What is expected:
Please copy out word for word the lines from the line that contains "Patent image size: (790, 652)." through the line that contains "The rotational axis 38 is at (358, 325).", including both of those lines.

Stored data:
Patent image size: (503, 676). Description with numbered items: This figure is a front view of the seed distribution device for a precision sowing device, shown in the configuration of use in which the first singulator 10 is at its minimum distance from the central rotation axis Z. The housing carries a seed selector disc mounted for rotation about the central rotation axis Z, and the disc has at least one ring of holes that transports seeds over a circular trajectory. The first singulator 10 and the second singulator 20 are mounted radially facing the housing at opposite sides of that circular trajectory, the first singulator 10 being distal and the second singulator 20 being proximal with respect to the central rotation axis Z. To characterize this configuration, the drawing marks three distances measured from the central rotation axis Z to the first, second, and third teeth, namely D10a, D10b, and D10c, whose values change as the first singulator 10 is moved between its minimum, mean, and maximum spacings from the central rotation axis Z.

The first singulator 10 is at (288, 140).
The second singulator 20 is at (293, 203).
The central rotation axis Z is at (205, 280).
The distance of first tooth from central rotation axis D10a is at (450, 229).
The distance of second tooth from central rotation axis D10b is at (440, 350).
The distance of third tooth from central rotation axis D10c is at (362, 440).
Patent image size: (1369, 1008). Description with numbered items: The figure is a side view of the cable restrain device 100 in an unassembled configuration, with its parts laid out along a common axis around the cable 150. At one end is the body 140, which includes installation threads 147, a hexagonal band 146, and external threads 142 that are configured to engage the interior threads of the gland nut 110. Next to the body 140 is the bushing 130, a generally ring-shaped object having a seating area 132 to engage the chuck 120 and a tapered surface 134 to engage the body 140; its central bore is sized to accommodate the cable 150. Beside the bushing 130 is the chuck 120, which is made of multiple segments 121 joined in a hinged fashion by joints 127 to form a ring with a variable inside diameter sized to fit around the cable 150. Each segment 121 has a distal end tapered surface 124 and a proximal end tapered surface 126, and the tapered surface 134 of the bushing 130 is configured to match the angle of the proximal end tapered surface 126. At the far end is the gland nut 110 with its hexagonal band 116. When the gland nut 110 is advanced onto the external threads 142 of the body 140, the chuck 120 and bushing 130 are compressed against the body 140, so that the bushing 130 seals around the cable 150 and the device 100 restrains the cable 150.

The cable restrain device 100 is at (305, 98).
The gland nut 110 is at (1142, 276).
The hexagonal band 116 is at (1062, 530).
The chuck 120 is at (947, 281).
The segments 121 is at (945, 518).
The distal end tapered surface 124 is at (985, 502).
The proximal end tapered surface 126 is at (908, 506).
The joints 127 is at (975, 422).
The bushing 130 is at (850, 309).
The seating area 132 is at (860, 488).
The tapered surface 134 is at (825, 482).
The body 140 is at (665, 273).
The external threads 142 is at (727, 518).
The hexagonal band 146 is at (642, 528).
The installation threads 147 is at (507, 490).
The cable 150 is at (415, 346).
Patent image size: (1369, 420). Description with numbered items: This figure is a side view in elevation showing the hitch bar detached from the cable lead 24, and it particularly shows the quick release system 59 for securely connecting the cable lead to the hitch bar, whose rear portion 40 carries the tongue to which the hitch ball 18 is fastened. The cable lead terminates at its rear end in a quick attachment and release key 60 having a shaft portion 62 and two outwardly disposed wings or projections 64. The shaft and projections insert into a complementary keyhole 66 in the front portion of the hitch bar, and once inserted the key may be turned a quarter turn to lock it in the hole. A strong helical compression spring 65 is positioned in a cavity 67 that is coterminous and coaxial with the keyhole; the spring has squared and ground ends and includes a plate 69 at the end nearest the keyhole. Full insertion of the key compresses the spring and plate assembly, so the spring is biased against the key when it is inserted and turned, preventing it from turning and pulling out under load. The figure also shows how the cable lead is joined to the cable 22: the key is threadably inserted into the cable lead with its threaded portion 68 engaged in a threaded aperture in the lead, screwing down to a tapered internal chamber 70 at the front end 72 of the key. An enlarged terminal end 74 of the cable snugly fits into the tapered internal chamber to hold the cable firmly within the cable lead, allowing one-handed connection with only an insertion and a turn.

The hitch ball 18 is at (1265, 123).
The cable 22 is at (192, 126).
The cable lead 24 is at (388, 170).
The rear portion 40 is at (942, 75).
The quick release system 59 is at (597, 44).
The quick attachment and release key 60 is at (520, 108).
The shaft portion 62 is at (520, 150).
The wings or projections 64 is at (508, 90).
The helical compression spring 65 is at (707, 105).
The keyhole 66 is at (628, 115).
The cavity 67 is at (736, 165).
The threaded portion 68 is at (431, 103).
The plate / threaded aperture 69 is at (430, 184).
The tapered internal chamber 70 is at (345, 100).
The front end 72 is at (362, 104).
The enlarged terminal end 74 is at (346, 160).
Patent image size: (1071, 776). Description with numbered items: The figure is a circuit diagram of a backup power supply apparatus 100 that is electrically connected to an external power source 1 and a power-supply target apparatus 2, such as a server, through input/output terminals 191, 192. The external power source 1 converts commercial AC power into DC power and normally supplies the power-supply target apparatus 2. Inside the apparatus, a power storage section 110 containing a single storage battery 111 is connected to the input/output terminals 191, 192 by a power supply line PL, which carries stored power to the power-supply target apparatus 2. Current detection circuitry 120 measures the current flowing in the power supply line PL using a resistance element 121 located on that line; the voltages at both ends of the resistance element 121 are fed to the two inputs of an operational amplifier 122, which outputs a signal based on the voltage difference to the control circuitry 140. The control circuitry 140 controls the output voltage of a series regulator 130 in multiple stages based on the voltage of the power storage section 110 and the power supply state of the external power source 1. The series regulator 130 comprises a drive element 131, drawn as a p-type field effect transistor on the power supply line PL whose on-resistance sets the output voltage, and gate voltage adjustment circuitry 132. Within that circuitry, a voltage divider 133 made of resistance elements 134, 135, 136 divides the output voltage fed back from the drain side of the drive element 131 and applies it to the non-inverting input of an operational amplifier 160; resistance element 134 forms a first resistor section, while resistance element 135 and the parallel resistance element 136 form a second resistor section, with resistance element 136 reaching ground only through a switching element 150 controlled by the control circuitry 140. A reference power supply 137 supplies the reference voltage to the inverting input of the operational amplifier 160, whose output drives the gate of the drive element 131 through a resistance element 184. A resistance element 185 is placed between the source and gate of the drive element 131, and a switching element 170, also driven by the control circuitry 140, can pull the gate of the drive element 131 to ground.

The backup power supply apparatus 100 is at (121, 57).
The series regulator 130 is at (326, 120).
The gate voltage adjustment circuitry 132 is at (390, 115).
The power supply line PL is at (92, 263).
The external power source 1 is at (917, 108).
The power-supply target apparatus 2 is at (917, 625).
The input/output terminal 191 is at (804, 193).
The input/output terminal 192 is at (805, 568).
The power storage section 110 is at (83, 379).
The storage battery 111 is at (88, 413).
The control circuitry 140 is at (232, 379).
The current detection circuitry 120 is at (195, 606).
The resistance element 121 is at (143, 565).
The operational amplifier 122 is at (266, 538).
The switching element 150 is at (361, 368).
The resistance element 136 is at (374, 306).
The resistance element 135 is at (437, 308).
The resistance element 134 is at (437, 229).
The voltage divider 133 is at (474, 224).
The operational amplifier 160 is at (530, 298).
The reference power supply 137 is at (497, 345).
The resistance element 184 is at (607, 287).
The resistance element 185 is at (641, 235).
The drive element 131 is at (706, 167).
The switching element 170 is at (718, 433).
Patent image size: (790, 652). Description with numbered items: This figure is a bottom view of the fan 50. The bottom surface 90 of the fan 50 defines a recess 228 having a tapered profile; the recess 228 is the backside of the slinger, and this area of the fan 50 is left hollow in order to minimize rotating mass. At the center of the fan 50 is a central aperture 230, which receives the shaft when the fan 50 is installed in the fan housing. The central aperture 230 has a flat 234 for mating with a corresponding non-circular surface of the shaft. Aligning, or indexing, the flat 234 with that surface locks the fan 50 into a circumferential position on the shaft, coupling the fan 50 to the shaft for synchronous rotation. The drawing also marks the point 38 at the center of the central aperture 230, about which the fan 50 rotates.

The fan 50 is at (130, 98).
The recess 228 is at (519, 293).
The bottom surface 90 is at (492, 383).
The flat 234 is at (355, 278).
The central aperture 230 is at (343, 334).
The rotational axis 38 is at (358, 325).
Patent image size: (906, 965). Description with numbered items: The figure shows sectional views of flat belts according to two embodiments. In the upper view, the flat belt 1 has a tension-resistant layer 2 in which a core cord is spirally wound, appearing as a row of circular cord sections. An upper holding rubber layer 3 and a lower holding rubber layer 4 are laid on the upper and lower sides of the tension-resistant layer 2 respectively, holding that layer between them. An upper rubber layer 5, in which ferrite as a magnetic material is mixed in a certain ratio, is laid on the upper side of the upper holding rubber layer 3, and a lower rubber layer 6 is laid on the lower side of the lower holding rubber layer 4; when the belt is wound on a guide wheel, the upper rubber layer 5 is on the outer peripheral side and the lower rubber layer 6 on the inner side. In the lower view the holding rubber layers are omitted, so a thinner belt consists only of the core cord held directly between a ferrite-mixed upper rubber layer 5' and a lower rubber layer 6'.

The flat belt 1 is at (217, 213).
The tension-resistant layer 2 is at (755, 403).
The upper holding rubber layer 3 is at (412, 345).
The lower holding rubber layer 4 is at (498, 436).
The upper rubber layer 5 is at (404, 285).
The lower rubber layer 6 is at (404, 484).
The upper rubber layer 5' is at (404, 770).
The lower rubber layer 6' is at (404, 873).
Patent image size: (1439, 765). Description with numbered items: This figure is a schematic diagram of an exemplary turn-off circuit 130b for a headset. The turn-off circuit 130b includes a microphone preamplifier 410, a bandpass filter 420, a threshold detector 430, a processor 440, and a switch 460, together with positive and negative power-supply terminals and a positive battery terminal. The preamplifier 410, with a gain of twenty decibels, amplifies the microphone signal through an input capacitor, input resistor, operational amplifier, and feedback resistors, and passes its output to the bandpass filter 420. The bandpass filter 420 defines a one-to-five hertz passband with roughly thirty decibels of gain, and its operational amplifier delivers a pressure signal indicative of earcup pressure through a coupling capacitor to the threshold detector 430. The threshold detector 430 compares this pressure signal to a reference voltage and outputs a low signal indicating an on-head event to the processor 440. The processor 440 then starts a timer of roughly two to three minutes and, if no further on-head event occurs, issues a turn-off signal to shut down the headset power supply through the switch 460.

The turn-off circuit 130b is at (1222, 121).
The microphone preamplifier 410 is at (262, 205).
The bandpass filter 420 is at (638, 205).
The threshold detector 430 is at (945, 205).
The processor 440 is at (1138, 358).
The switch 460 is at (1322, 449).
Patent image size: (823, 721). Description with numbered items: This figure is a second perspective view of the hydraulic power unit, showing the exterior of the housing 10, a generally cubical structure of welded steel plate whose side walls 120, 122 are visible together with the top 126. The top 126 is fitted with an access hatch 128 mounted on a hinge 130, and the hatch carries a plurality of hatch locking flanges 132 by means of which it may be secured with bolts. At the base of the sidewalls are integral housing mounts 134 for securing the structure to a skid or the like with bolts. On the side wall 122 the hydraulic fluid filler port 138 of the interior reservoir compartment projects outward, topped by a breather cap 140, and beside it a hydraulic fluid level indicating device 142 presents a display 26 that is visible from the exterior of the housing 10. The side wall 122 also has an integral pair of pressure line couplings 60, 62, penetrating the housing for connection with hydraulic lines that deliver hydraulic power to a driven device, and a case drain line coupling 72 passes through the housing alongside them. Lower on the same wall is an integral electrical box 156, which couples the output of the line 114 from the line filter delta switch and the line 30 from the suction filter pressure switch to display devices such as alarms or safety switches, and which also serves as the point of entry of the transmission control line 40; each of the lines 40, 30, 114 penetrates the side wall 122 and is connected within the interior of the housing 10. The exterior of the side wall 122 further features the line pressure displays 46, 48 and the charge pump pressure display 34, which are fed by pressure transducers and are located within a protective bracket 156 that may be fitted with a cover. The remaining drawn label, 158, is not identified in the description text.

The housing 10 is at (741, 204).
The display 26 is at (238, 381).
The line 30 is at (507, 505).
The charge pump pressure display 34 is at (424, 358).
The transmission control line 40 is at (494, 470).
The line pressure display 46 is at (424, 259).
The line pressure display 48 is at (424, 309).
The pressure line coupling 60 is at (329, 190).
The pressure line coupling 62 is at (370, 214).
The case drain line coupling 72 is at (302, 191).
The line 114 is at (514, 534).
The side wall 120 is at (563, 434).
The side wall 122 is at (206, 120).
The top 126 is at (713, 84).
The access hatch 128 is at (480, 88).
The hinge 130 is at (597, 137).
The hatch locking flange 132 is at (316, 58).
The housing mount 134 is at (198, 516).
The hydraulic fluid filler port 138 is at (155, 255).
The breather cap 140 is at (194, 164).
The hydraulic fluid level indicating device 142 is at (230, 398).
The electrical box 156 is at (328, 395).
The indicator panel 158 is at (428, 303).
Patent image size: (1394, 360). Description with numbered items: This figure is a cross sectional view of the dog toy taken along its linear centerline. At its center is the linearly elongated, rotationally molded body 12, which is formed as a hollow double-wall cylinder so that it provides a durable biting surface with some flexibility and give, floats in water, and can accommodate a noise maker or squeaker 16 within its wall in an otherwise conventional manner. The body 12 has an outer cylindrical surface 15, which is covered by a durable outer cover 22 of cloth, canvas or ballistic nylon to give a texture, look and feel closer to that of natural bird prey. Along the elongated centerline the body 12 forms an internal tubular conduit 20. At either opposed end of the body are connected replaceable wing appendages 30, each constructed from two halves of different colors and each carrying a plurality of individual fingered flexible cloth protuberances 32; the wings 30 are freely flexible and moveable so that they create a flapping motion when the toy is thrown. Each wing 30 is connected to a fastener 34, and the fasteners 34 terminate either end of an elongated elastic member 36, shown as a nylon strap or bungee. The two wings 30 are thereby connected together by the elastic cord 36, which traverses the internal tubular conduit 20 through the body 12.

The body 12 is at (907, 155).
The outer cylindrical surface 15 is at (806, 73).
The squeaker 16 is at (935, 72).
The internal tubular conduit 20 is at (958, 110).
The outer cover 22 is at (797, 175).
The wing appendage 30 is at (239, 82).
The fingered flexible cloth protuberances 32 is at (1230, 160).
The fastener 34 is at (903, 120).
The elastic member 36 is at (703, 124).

Result for this task:
Patent image size: (790, 652). Description with numbered items: This figure is a bottom view of the fan 50. The bottom surface 90 of the fan 50 defines a recess 228 having a tapered profile; the recess 228 is the backside of the slinger, and this area of the fan 50 is left hollow in order to minimize rotating mass. At the center of the fan 50 is a central aperture 230, which receives the shaft when the fan 50 is installed in the fan housing. The central aperture 230 has a flat 234 for mating with a corresponding non-circular surface of the shaft. Aligning, or indexing, the flat 234 with that surface locks the fan 50 into a circumferential position on the shaft, coupling the fan 50 to the shaft for synchronous rotation. The drawing also marks the point 38 at the center of the central aperture 230, about which the fan 50 rotates.

The fan 50 is at (130, 98).
The recess 228 is at (519, 293).
The bottom surface 90 is at (492, 383).
The flat 234 is at (355, 278).
The central aperture 230 is at (343, 334).
The rotational axis 38 is at (358, 325).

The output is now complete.